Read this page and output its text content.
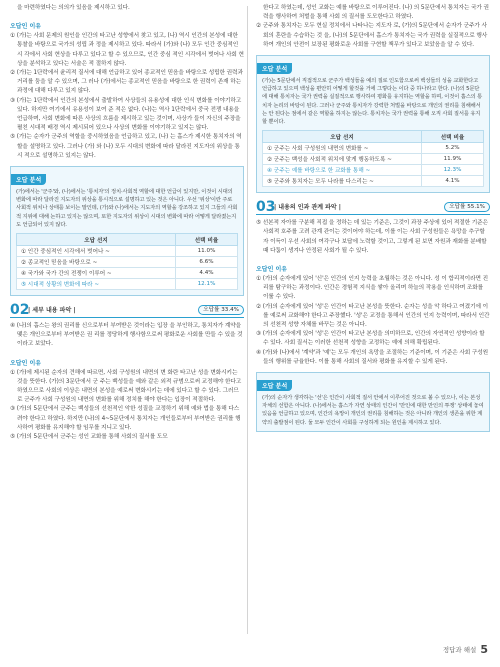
을 마련하였다는 의의가 있음을 제시하고 있다.

오답인 이유

① (가)는 사회 문제의 원인을 인간의 타고난 성향에서 찾고 있고, (나) 역시 인간의 본성에 대한 통찰을 바탕으로 국가의 성립 과 정을 제시하고 있다. 따라서 (가)와 (나) 모두 인간 중심적인 시 각에서 사회 현상을 다루고 있다고 할 수 있으므로, 인간 중심 적인 시각에서 벗어나 사회 현상을 분석하고 있다는 서술은 적 절하지 않다.

② (가)는 1단락에서 윤리적 질서에 대해 언급하고 있어 종교적인 믿음을 바탕으로 성립한 권력과 거리를 둠을 알 수 있으며, 그 러나 (가)에서는 종교적인 믿음을 바탕으로 한 권력이 존재 하는 과정에 대해 다루고 있지 않다.

③ (가)는 1단락에서 인간의 본성에서 출발하여 사상들의 유용성에 대한 인식 변화를 이야기하고 있다. 하지만 여기에서 유용성이 보여 준 적은 없다. (나)는 역사 1단락에서 중국 전쟁 내용을 언급하며, 사회 변화에 따른 사상의 흐름을 제시하고 있는 것이며, 사상가 들이 자신의 주장을 펼친 시대적 배경 역시 제시되어 있으나 사상의 변화를 이야기하고 있지는 않다.

⑤ (가)는 순자가 군주의 역할을 중시하였음을 언급하고 있고, (나) 는 홉스가 제시한 통치자의 역할을 설명하고 있다. 그러나 (가) 와 (나) 모두 시대의 변화에 따라 달라진 지도자의 위상을 통시 적으로 설명하고 있지는 않다.

오답 분석
(가)에서는 '군주'와, (나)에서는 '통치자'의 정치·사회적 역할에 대한 언급이 있지만, 이것이 시대의 변화에 따라 달라진 지도자의 위상을 통시적으로 설명하고 있는 것은 아니다. 우선 '위상'이란 주로 사회적 위치나 상태를 보이는 말인데, (가)와 (나)에서는 지도자의 역할을 강조하고 있지 그들의 사회적 지위에 대해 논하고 있지는 않으며, 또한 지도자의 위상이 시대의 변화에 따라 어떻게 달라졌는지도 언급되어 있지 않다.
오답 선지	선택 비율
① 인간 중심적인 시각에서 벗어나 ~	11.0%
② 종교적인 믿음을 바탕으로 ~	6.6%
④ 국가와 국가 간의 전쟁이 이루어 ~	4.4%
⑤ 시대적 상황의 변화에 따라 ~	12.1%
02
| 세부 내용 파악 |	오답률 33.4%

④ (나)의 홉스는 왕의 권리를 신으로부터 부여받은 것이라는 입장 을 부인하고, 통치자가 계약을 맺은 개인으로부터 부여받은 권 리를 정당하게 행사함으로써 평화로운 사회를 만들 수 있을 것이라고 보았다.

오답인 이유

① (가)에 제시된 순자의 견해에 따르면, 사회 구성원의 내면의 변 화란 타고난 성을 변화시키는 것을 뜻한다. (가)의 3문단에서 군 주는 백성들을 예와 같은 외적 규범으로써 교정해야 한다고 하였으므로 사회의 이상은 내면의 본성을 예로써 변화시키는 데에 있다고 할 수 있다. 그러므로 군주가 사회 구성원의 내면의 변화를 위해 정치를 해야 한다는 입장이 적절하다.

③ (가)의 5문단에서 군주는 백성들의 선천적인 악한 성질을 교정하기 위해 예와 법을 통해 다스려야 한다고 하였다. 하지만 (나)의 4~5문단에서 통치자는 개인들로부터 부여받은 권리를 행사하여 평화를 유지해야 할 임무를 지니고 있다.

⑤ (가)의 5문단에서 군주는 성인 교화를 통해 사회의 질서를 도모

한다고 하였는데, 성인 교화는 예를 바탕으로 이루어진다. (나) 의 5문단에서 통치자는 국가 권력을 행사하여 처벌을 통해 사회 의 질서를 도모한다고 하였다.

② 군주와 통치자는 모두 현실 정치에서 나타나는 지도자 로, (가)의 5문단에서 순자가 군주가 사회의 혼란을 수습하는 것 을, (나)의 5문단에서 홉스가 통치자는 국가 권력을 실질적으로 행사하여 개인의 안전이 보장된 평화로운 사회를 구현할 책무가 있다고 보았음을 알 수 있다.

오답 분석
(가)는 5문단에서 직접적으로 군주가 백성들을 예의 질로 인도함으로써 백성들의 성을 교화한다고 언급하고 있으며 백성을 편안히 어떻게 할것을 거에 그렇다는 이다 중 하나라고 한다. (나)의 5문단에 대해 통치자는 국가 권력을 실질적으로 행사하여 평화를 유지하는 역할을 하며, 이것이 홉스의 통치자 논리의 바탕이 된다. 그러나 군주와 통치자가 강력한 처벌을 바탕으로 개인의 권리를 침해해서는 안 된다는 점에서 같은 역할을 하지는 않는다. 통치자는 국가 권력을 통해 오직 사회 질서를 유지할 뿐이다.
오답 선지	선택 비율
① 군주는 사회 구성원의 내면의 변화를 ~	5.2%
② 군주는 백성을 사회적 위치에 맞게 행동하도록 ~	11.9%
④ 군주는 예를 바탕으로 한 교화를 통해 ~	12.3%
⑤ 군주와 통치자는 모두 나라를 다스리는 ~	4.1%
03
| 내용의 인과 관계 파악 |	오답률 55.1%

⑤ 선본적 자아를 구분해 직접 을 정하는 데 있는 기준은, 그것이 과장 주상에 있어 적절한 기준은 사회적 호주를 고려 관계 관이는 것이어야 하는데, 이를 이는 사회 구성원들은 욕망을 추구할 자 이득이 우선 사회의 여각구나 보답에 노력할 것이고, 그렇게 된 보면 자원과 재화를 분배할 때 다툼이 생겨나 안정된 사회가 될 수 있다.

오답인 이유

① (가)의 순자에게 있어 '신'은 인간의 인지 능력을 초월하는 것은 아니다. 성 이 합리적이라면 진리를 탐구하는 과정이다. 인간은 경험적 지식을 쌓아 올리며 하늘의 작용을 인식하며 조화를 이룰 수 있다.

② (가)의 순자에게 있어 '성'은 인간이 타고난 본성을 뜻한다. 순자는 성을 악 하다고 여겼기에 이를 예로써 교화해야 한다고 주장했다. '성'은 교정을 통해서 인간의 인지 능력이며, 따라서 인간의 선천적 성향 자체를 바꾸는 것은 아니다.

③ (가)의 순자에게 있어 '성'은 인간이 타고난 본성을 의미하므로, 인간의 자연적인 성향이라 할 수 있다. 사회 질서는 이러한 선천적 성향을 교정하는 예에 의해 확립된다.

④ (가)와 (나)에서 '계약'과 '예'는 모두 개인의 욕망을 조절하는 기준이며, 이 기준은 사회 구성원들의 행위를 규율한다. 이를 통해 사회의 질서와 평화를 유지할 수 있게 된다.

오답 분석
(가)의 순자가 생각하는 '선'은 인간이 사회적 질서 안에서 이루어진 것으로 볼 수 있으나, 이는 본성 자체의 선함은 아니다. (나)에서는 홉스가 자연 상태의 인간이 '만인에 대한 만인의 투쟁' 상태에 놓여 있음을 언급하고 있으며, 인간의 욕망이 개인의 권리를 침해하는 것은 아니라 개인의 생존을 위한 계약의 출발점이 된다. 둘 모두 인간이 사회를 구성하게 되는 원인을 제시하고 있다.
정답과 해설 5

━━━━━━

Goal:
Look for "설명하고" and pull out every line that has it.

Answer to this exercise:
⑤ (가)는 순자가 군주의 역할을 중시하였음을 언급하고 있고, (나) 는 홉스가 제시한 통치자의 역할을 설명하고 있다. 그러나 (가) 와 (나) 모두 시대의 변화에 따라 달라진 지도자의 위상을 통시 적으로 설명하고 있지는 않다.
(가)에서는 '군주'와, (나)에서는 '통치자'의 정치·사회적 역할에 대한 언급이 있지만, 이것이 시대의 변화에 따라 달라진 지도자의 위상을 통시적으로 설명하고 있는 것은 아니다. 우선 '위상'이란 주로 사회적 위치나 상태를 보이는 말인데, (가)와 (나)에서는 지도자의 역할을 강조하고 있지 그들의 사회적 지위에 대해 논하고 있지는 않으며, 또한 지도자의 위상이 시대의 변화에 따라 어떻게 달라졌는지도 언급되어 있지 않다.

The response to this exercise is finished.